--- start Dataset entries ---

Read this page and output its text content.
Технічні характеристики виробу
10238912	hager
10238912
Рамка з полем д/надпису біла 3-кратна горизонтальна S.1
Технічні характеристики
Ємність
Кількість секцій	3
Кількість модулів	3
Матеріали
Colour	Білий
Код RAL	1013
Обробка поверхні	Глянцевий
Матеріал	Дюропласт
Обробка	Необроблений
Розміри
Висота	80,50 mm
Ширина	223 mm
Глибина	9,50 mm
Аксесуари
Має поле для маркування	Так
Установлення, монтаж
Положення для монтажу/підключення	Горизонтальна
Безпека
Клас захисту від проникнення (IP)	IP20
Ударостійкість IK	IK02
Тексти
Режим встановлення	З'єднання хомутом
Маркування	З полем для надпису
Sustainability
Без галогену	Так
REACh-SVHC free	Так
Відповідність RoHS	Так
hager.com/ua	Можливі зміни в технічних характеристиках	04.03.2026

--- end Dataset entries ---

Write an exact transcription of every entry above.

[Complete response]
Read this page and output its text content.
Технічні характеристики виробу
10238912	hager
10238912
Рамка з полем д/надпису біла 3-кратна горизонтальна S.1
Технічні характеристики
Ємність
Кількість секцій	3
Кількість модулів	3
Матеріали
Colour	Білий
Код RAL	1013
Обробка поверхні	Глянцевий
Матеріал	Дюропласт
Обробка	Необроблений
Розміри
Висота	80,50 mm
Ширина	223 mm
Глибина	9,50 mm
Аксесуари
Має поле для маркування	Так
Установлення, монтаж
Положення для монтажу/підключення	Горизонтальна
Безпека
Клас захисту від проникнення (IP)	IP20
Ударостійкість IK	IK02
Тексти
Режим встановлення	З'єднання хомутом
Маркування	З полем для надпису
Sustainability
Без галогену	Так
REACh-SVHC free	Так
Відповідність RoHS	Так
hager.com/ua	Можливі зміни в технічних характеристиках	04.03.2026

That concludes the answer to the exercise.